### Records for the task:
━━━━
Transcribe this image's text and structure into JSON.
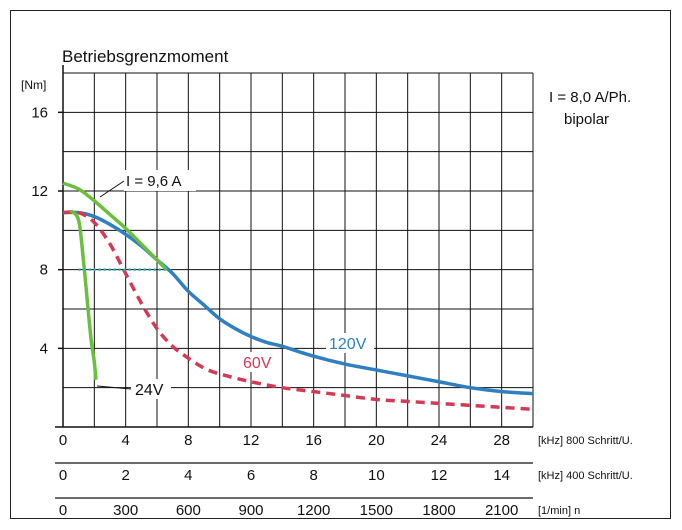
{
  "chart_data": {
    "type": "line",
    "title": "Betriebsgrenzmoment",
    "ylabel": "[Nm]",
    "ylim": [
      0,
      18
    ],
    "yticks": [
      4,
      8,
      12,
      16
    ],
    "xlim": [
      0,
      30
    ],
    "x_axes": [
      {
        "ticks": [
          0,
          4,
          8,
          12,
          16,
          20,
          24,
          28
        ],
        "unit": "[kHz] 800 Schritt/U."
      },
      {
        "ticks": [
          0,
          2,
          4,
          6,
          8,
          10,
          12,
          14
        ],
        "unit": "[kHz] 400 Schritt/U."
      },
      {
        "ticks": [
          0,
          300,
          600,
          900,
          1200,
          1500,
          1800,
          2100
        ],
        "unit": "[1/min] n"
      }
    ],
    "annotations": {
      "current": "I = 8,0 A/Ph.",
      "mode": "bipolar",
      "boost_current": "I = 9,6 A"
    },
    "grid": true,
    "colors": {
      "v120": "#2f7fc1",
      "v60": "#d33a55",
      "v24": "#6abf3c",
      "boost": "#6abf3c",
      "marker": "#2fb4b4"
    },
    "series": [
      {
        "name": "120V",
        "style": "solid",
        "x": [
          0,
          1,
          2,
          3,
          4,
          5,
          6,
          7,
          8,
          9,
          10,
          11,
          12,
          13,
          14,
          16,
          18,
          20,
          22,
          24,
          26,
          28,
          30
        ],
        "y": [
          10.9,
          10.9,
          10.7,
          10.3,
          9.8,
          9.2,
          8.5,
          7.8,
          6.9,
          6.2,
          5.5,
          5.0,
          4.6,
          4.3,
          4.1,
          3.6,
          3.2,
          2.9,
          2.6,
          2.3,
          2.0,
          1.8,
          1.7
        ]
      },
      {
        "name": "60V",
        "style": "dashed",
        "x": [
          0,
          1,
          2,
          3,
          4,
          5,
          6,
          7,
          8,
          9,
          10,
          12,
          14,
          16,
          18,
          20,
          22,
          24,
          26,
          28,
          30
        ],
        "y": [
          10.9,
          10.9,
          10.4,
          9.3,
          7.8,
          6.3,
          5.0,
          4.1,
          3.5,
          3.0,
          2.7,
          2.3,
          2.0,
          1.8,
          1.6,
          1.4,
          1.3,
          1.2,
          1.1,
          1.0,
          0.9
        ]
      },
      {
        "name": "24V",
        "style": "solid",
        "x": [
          0.5,
          1.0,
          1.3,
          1.6,
          1.8,
          2.0,
          2.1
        ],
        "y": [
          11.0,
          10.5,
          8.5,
          6.0,
          4.4,
          3.3,
          2.4
        ]
      },
      {
        "name": "I = 9,6 A",
        "style": "solid",
        "x": [
          0,
          1,
          2,
          3,
          4,
          5,
          6,
          6.6
        ],
        "y": [
          12.4,
          12.1,
          11.5,
          10.8,
          10.1,
          9.3,
          8.5,
          8.0
        ]
      }
    ],
    "marker_line": {
      "x": [
        1,
        6.6
      ],
      "y": 8
    }
  }
}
━━━━
### What is required:
Repeat every record precisely. Any picture among them stays out of the copy.

### Solution to this problem:
Transcribe this image's text and structure into JSON.
{
  "chart_data": {
    "type": "line",
    "title": "Betriebsgrenzmoment",
    "ylabel": "[Nm]",
    "ylim": [
      0,
      18
    ],
    "yticks": [
      4,
      8,
      12,
      16
    ],
    "xlim": [
      0,
      30
    ],
    "x_axes": [
      {
        "ticks": [
          0,
          4,
          8,
          12,
          16,
          20,
          24,
          28
        ],
        "unit": "[kHz] 800 Schritt/U."
      },
      {
        "ticks": [
          0,
          2,
          4,
          6,
          8,
          10,
          12,
          14
        ],
        "unit": "[kHz] 400 Schritt/U."
      },
      {
        "ticks": [
          0,
          300,
          600,
          900,
          1200,
          1500,
          1800,
          2100
        ],
        "unit": "[1/min] n"
      }
    ],
    "annotations": {
      "current": "I = 8,0 A/Ph.",
      "mode": "bipolar",
      "boost_current": "I = 9,6 A"
    },
    "grid": true,
    "colors": {
      "v120": "#2f7fc1",
      "v60": "#d33a55",
      "v24": "#6abf3c",
      "boost": "#6abf3c",
      "marker": "#2fb4b4"
    },
    "series": [
      {
        "name": "120V",
        "style": "solid",
        "x": [
          0,
          1,
          2,
          3,
          4,
          5,
          6,
          7,
          8,
          9,
          10,
          11,
          12,
          13,
          14,
          16,
          18,
          20,
          22,
          24,
          26,
          28,
          30
        ],
        "y": [
          10.9,
          10.9,
          10.7,
          10.3,
          9.8,
          9.2,
          8.5,
          7.8,
          6.9,
          6.2,
          5.5,
          5.0,
          4.6,
          4.3,
          4.1,
          3.6,
          3.2,
          2.9,
          2.6,
          2.3,
          2.0,
          1.8,
          1.7
        ]
      },
      {
        "name": "60V",
        "style": "dashed",
        "x": [
          0,
          1,
          2,
          3,
          4,
          5,
          6,
          7,
          8,
          9,
          10,
          12,
          14,
          16,
          18,
          20,
          22,
          24,
          26,
          28,
          30
        ],
        "y": [
          10.9,
          10.9,
          10.4,
          9.3,
          7.8,
          6.3,
          5.0,
          4.1,
          3.5,
          3.0,
          2.7,
          2.3,
          2.0,
          1.8,
          1.6,
          1.4,
          1.3,
          1.2,
          1.1,
          1.0,
          0.9
        ]
      },
      {
        "name": "24V",
        "style": "solid",
        "x": [
          0.5,
          1.0,
          1.3,
          1.6,
          1.8,
          2.0,
          2.1
        ],
        "y": [
          11.0,
          10.5,
          8.5,
          6.0,
          4.4,
          3.3,
          2.4
        ]
      },
      {
        "name": "I = 9,6 A",
        "style": "solid",
        "x": [
          0,
          1,
          2,
          3,
          4,
          5,
          6,
          6.6
        ],
        "y": [
          12.4,
          12.1,
          11.5,
          10.8,
          10.1,
          9.3,
          8.5,
          8.0
        ]
      }
    ],
    "marker_line": {
      "x": [
        1,
        6.6
      ],
      "y": 8
    }
  }
}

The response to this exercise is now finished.